» **Objective**: Leave out the pictures and return every entry exactly as it appears.
§
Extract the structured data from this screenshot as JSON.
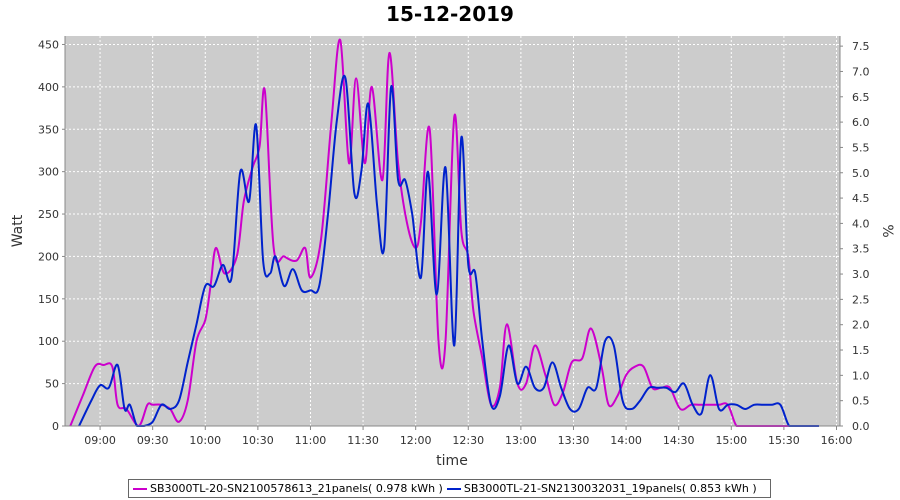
{
  "chart_data": {
    "type": "line",
    "title": "15-12-2019",
    "xlabel": "time",
    "ylabel": "Watt",
    "y2label": "%",
    "ylim": [
      0,
      460
    ],
    "y2lim": [
      0,
      7.7
    ],
    "xlim": [
      "08:40",
      "16:02"
    ],
    "grid": true,
    "background": "#cccccc",
    "x_ticks": [
      "09:00",
      "09:30",
      "10:00",
      "10:30",
      "11:00",
      "11:30",
      "12:00",
      "12:30",
      "13:00",
      "13:30",
      "14:00",
      "14:30",
      "15:00",
      "15:30",
      "16:00"
    ],
    "y_ticks": [
      0,
      50,
      100,
      150,
      200,
      250,
      300,
      350,
      400,
      450
    ],
    "y2_ticks": [
      "0.0",
      "0.5",
      "1.0",
      "1.5",
      "2.0",
      "2.5",
      "3.0",
      "3.5",
      "4.0",
      "4.5",
      "5.0",
      "5.5",
      "6.0",
      "6.5",
      "7.0",
      "7.5"
    ],
    "legend_position": "bottom",
    "series": [
      {
        "name": "SB3000TL-20-SN2100578613_21panels( 0.978 kWh )",
        "color": "#cc00cc",
        "x": [
          "08:43",
          "08:50",
          "08:57",
          "09:02",
          "09:07",
          "09:10",
          "09:15",
          "09:22",
          "09:27",
          "09:30",
          "09:35",
          "09:40",
          "09:45",
          "09:50",
          "09:55",
          "10:00",
          "10:03",
          "10:06",
          "10:11",
          "10:18",
          "10:22",
          "10:27",
          "10:31",
          "10:34",
          "10:39",
          "10:45",
          "10:52",
          "10:57",
          "11:00",
          "11:06",
          "11:12",
          "11:17",
          "11:22",
          "11:26",
          "11:31",
          "11:35",
          "11:41",
          "11:45",
          "11:50",
          "11:55",
          "12:00",
          "12:03",
          "12:08",
          "12:13",
          "12:17",
          "12:22",
          "12:26",
          "12:30",
          "12:33",
          "12:38",
          "12:43",
          "12:48",
          "12:52",
          "12:58",
          "13:03",
          "13:08",
          "13:14",
          "13:19",
          "13:24",
          "13:29",
          "13:35",
          "13:40",
          "13:46",
          "13:50",
          "13:55",
          "14:00",
          "14:05",
          "14:10",
          "14:15",
          "14:20",
          "14:25",
          "14:31",
          "14:37",
          "14:42",
          "14:48",
          "14:53",
          "14:58",
          "15:03",
          "15:08",
          "15:13",
          "15:18",
          "15:23",
          "15:28",
          "15:34",
          "15:39",
          "15:44",
          "15:49"
        ],
        "values": [
          0,
          35,
          70,
          72,
          70,
          25,
          20,
          0,
          25,
          25,
          25,
          20,
          5,
          30,
          100,
          125,
          165,
          210,
          180,
          200,
          265,
          305,
          330,
          395,
          210,
          200,
          195,
          210,
          175,
          220,
          360,
          455,
          310,
          410,
          310,
          400,
          290,
          440,
          310,
          240,
          210,
          240,
          350,
          100,
          100,
          365,
          230,
          200,
          135,
          80,
          25,
          45,
          120,
          50,
          50,
          95,
          60,
          25,
          40,
          75,
          80,
          115,
          70,
          25,
          35,
          60,
          70,
          70,
          45,
          45,
          45,
          20,
          25,
          25,
          25,
          25,
          25,
          0,
          0,
          0,
          0,
          0,
          0,
          0,
          0,
          0,
          0
        ]
      },
      {
        "name": "SB3000TL-21-SN2130032031_19panels( 0.853 kWh )",
        "color": "#0022cc",
        "x": [
          "08:48",
          "08:55",
          "09:00",
          "09:05",
          "09:10",
          "09:14",
          "09:17",
          "09:21",
          "09:25",
          "09:30",
          "09:35",
          "09:40",
          "09:45",
          "09:50",
          "09:55",
          "10:00",
          "10:05",
          "10:10",
          "10:15",
          "10:20",
          "10:25",
          "10:29",
          "10:33",
          "10:37",
          "10:40",
          "10:45",
          "10:50",
          "10:55",
          "11:00",
          "11:05",
          "11:10",
          "11:15",
          "11:20",
          "11:25",
          "11:29",
          "11:33",
          "11:38",
          "11:42",
          "11:46",
          "11:50",
          "11:54",
          "11:58",
          "12:03",
          "12:07",
          "12:12",
          "12:17",
          "12:22",
          "12:26",
          "12:30",
          "12:34",
          "12:38",
          "12:43",
          "12:48",
          "12:53",
          "12:58",
          "13:03",
          "13:08",
          "13:13",
          "13:18",
          "13:23",
          "13:28",
          "13:33",
          "13:38",
          "13:43",
          "13:48",
          "13:53",
          "13:58",
          "14:03",
          "14:08",
          "14:13",
          "14:18",
          "14:23",
          "14:28",
          "14:33",
          "14:38",
          "14:43",
          "14:48",
          "14:53",
          "14:58",
          "15:03",
          "15:08",
          "15:13",
          "15:18",
          "15:23",
          "15:28",
          "15:33",
          "15:38",
          "15:44",
          "15:50"
        ],
        "values": [
          0,
          30,
          48,
          45,
          72,
          20,
          25,
          0,
          0,
          5,
          25,
          20,
          30,
          75,
          120,
          165,
          165,
          190,
          175,
          300,
          265,
          355,
          195,
          180,
          200,
          165,
          185,
          160,
          160,
          165,
          250,
          360,
          410,
          275,
          300,
          380,
          260,
          210,
          400,
          290,
          290,
          250,
          175,
          300,
          155,
          305,
          95,
          340,
          190,
          180,
          100,
          25,
          35,
          95,
          50,
          70,
          45,
          45,
          75,
          45,
          20,
          20,
          45,
          45,
          100,
          95,
          30,
          20,
          30,
          45,
          45,
          45,
          40,
          50,
          25,
          15,
          60,
          20,
          25,
          25,
          20,
          25,
          25,
          25,
          25,
          0,
          0,
          0,
          0
        ]
      }
    ]
  }
}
§
» **Answer below**:
Extract the structured data from this screenshot as JSON.
{
  "chart_data": {
    "type": "line",
    "title": "15-12-2019",
    "xlabel": "time",
    "ylabel": "Watt",
    "y2label": "%",
    "ylim": [
      0,
      460
    ],
    "y2lim": [
      0,
      7.7
    ],
    "xlim": [
      "08:40",
      "16:02"
    ],
    "grid": true,
    "background": "#cccccc",
    "x_ticks": [
      "09:00",
      "09:30",
      "10:00",
      "10:30",
      "11:00",
      "11:30",
      "12:00",
      "12:30",
      "13:00",
      "13:30",
      "14:00",
      "14:30",
      "15:00",
      "15:30",
      "16:00"
    ],
    "y_ticks": [
      0,
      50,
      100,
      150,
      200,
      250,
      300,
      350,
      400,
      450
    ],
    "y2_ticks": [
      "0.0",
      "0.5",
      "1.0",
      "1.5",
      "2.0",
      "2.5",
      "3.0",
      "3.5",
      "4.0",
      "4.5",
      "5.0",
      "5.5",
      "6.0",
      "6.5",
      "7.0",
      "7.5"
    ],
    "legend_position": "bottom",
    "series": [
      {
        "name": "SB3000TL-20-SN2100578613_21panels( 0.978 kWh )",
        "color": "#cc00cc",
        "x": [
          "08:43",
          "08:50",
          "08:57",
          "09:02",
          "09:07",
          "09:10",
          "09:15",
          "09:22",
          "09:27",
          "09:30",
          "09:35",
          "09:40",
          "09:45",
          "09:50",
          "09:55",
          "10:00",
          "10:03",
          "10:06",
          "10:11",
          "10:18",
          "10:22",
          "10:27",
          "10:31",
          "10:34",
          "10:39",
          "10:45",
          "10:52",
          "10:57",
          "11:00",
          "11:06",
          "11:12",
          "11:17",
          "11:22",
          "11:26",
          "11:31",
          "11:35",
          "11:41",
          "11:45",
          "11:50",
          "11:55",
          "12:00",
          "12:03",
          "12:08",
          "12:13",
          "12:17",
          "12:22",
          "12:26",
          "12:30",
          "12:33",
          "12:38",
          "12:43",
          "12:48",
          "12:52",
          "12:58",
          "13:03",
          "13:08",
          "13:14",
          "13:19",
          "13:24",
          "13:29",
          "13:35",
          "13:40",
          "13:46",
          "13:50",
          "13:55",
          "14:00",
          "14:05",
          "14:10",
          "14:15",
          "14:20",
          "14:25",
          "14:31",
          "14:37",
          "14:42",
          "14:48",
          "14:53",
          "14:58",
          "15:03",
          "15:08",
          "15:13",
          "15:18",
          "15:23",
          "15:28",
          "15:34",
          "15:39",
          "15:44",
          "15:49"
        ],
        "values": [
          0,
          35,
          70,
          72,
          70,
          25,
          20,
          0,
          25,
          25,
          25,
          20,
          5,
          30,
          100,
          125,
          165,
          210,
          180,
          200,
          265,
          305,
          330,
          395,
          210,
          200,
          195,
          210,
          175,
          220,
          360,
          455,
          310,
          410,
          310,
          400,
          290,
          440,
          310,
          240,
          210,
          240,
          350,
          100,
          100,
          365,
          230,
          200,
          135,
          80,
          25,
          45,
          120,
          50,
          50,
          95,
          60,
          25,
          40,
          75,
          80,
          115,
          70,
          25,
          35,
          60,
          70,
          70,
          45,
          45,
          45,
          20,
          25,
          25,
          25,
          25,
          25,
          0,
          0,
          0,
          0,
          0,
          0,
          0,
          0,
          0,
          0
        ]
      },
      {
        "name": "SB3000TL-21-SN2130032031_19panels( 0.853 kWh )",
        "color": "#0022cc",
        "x": [
          "08:48",
          "08:55",
          "09:00",
          "09:05",
          "09:10",
          "09:14",
          "09:17",
          "09:21",
          "09:25",
          "09:30",
          "09:35",
          "09:40",
          "09:45",
          "09:50",
          "09:55",
          "10:00",
          "10:05",
          "10:10",
          "10:15",
          "10:20",
          "10:25",
          "10:29",
          "10:33",
          "10:37",
          "10:40",
          "10:45",
          "10:50",
          "10:55",
          "11:00",
          "11:05",
          "11:10",
          "11:15",
          "11:20",
          "11:25",
          "11:29",
          "11:33",
          "11:38",
          "11:42",
          "11:46",
          "11:50",
          "11:54",
          "11:58",
          "12:03",
          "12:07",
          "12:12",
          "12:17",
          "12:22",
          "12:26",
          "12:30",
          "12:34",
          "12:38",
          "12:43",
          "12:48",
          "12:53",
          "12:58",
          "13:03",
          "13:08",
          "13:13",
          "13:18",
          "13:23",
          "13:28",
          "13:33",
          "13:38",
          "13:43",
          "13:48",
          "13:53",
          "13:58",
          "14:03",
          "14:08",
          "14:13",
          "14:18",
          "14:23",
          "14:28",
          "14:33",
          "14:38",
          "14:43",
          "14:48",
          "14:53",
          "14:58",
          "15:03",
          "15:08",
          "15:13",
          "15:18",
          "15:23",
          "15:28",
          "15:33",
          "15:38",
          "15:44",
          "15:50"
        ],
        "values": [
          0,
          30,
          48,
          45,
          72,
          20,
          25,
          0,
          0,
          5,
          25,
          20,
          30,
          75,
          120,
          165,
          165,
          190,
          175,
          300,
          265,
          355,
          195,
          180,
          200,
          165,
          185,
          160,
          160,
          165,
          250,
          360,
          410,
          275,
          300,
          380,
          260,
          210,
          400,
          290,
          290,
          250,
          175,
          300,
          155,
          305,
          95,
          340,
          190,
          180,
          100,
          25,
          35,
          95,
          50,
          70,
          45,
          45,
          75,
          45,
          20,
          20,
          45,
          45,
          100,
          95,
          30,
          20,
          30,
          45,
          45,
          45,
          40,
          50,
          25,
          15,
          60,
          20,
          25,
          25,
          20,
          25,
          25,
          25,
          25,
          0,
          0,
          0,
          0
        ]
      }
    ]
  }
}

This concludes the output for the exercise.